▶ Work to complete
Whenever a line of the material contains the string "Technology", it should be copied.

* * * * *

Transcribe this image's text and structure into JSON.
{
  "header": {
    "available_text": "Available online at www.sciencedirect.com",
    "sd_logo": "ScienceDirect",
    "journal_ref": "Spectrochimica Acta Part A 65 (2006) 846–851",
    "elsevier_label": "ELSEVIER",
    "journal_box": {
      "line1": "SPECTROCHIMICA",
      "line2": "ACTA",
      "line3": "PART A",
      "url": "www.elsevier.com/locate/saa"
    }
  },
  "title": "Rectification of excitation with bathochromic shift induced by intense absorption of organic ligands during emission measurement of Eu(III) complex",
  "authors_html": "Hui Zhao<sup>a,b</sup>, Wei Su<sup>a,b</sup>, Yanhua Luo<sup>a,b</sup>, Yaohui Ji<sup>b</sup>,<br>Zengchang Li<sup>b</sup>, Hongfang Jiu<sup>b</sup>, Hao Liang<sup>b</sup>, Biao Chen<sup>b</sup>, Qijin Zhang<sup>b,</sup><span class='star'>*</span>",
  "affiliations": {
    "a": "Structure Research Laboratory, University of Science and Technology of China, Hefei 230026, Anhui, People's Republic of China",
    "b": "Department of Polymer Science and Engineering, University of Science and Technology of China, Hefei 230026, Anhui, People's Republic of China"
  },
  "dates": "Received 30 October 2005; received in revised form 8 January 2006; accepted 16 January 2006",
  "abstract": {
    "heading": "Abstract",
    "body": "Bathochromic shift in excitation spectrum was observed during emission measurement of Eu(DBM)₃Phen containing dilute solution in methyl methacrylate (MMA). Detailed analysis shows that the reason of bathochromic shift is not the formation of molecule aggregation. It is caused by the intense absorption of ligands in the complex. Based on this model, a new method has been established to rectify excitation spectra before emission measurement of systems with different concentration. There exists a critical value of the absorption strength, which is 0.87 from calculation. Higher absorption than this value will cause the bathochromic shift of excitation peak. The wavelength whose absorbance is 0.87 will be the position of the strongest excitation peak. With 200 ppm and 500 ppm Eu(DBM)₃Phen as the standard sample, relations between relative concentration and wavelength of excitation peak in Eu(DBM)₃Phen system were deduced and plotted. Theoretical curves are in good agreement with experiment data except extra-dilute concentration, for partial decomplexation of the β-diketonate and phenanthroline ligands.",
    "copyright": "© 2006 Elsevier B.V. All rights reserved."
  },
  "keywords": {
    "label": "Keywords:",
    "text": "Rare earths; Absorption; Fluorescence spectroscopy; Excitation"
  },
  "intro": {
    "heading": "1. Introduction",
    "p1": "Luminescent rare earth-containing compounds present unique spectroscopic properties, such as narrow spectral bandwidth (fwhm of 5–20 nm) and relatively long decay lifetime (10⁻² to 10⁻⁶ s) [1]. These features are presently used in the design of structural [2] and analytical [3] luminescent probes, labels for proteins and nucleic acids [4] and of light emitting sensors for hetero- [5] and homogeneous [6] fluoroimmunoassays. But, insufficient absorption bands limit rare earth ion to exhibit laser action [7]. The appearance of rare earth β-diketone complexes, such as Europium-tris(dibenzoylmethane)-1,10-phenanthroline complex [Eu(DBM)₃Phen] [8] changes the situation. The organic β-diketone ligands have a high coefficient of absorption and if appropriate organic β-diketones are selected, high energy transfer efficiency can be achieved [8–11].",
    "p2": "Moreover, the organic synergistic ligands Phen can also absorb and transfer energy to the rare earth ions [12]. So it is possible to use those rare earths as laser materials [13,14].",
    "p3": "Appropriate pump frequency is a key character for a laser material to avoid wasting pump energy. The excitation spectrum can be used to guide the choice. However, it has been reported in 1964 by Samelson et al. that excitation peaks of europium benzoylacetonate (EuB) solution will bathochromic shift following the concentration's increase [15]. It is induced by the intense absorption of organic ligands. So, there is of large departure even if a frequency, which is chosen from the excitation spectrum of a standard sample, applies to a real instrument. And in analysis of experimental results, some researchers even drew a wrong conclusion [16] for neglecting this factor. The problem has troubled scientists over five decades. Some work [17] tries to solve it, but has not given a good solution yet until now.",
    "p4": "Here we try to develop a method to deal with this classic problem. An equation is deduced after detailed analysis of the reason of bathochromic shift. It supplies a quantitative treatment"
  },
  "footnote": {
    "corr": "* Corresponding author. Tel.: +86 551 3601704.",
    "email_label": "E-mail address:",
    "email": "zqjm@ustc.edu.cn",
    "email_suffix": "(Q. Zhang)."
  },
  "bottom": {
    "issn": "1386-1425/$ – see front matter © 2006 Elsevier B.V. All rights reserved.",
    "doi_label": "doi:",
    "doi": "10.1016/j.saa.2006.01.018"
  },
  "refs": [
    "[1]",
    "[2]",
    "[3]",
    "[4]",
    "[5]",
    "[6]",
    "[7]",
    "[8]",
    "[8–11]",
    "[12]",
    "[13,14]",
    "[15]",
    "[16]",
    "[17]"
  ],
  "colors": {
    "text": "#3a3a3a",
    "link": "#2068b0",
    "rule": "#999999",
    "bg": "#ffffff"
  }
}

* * * * *

▶ Solution to this task
    "a": "Structure Research Laboratory, University of Science and Technology of China, Hefei 230026, Anhui, People's Republic of China",
    "b": "Department of Polymer Science and Engineering, University of Science and Technology of China, Hefei 230026, Anhui, People's Republic of China"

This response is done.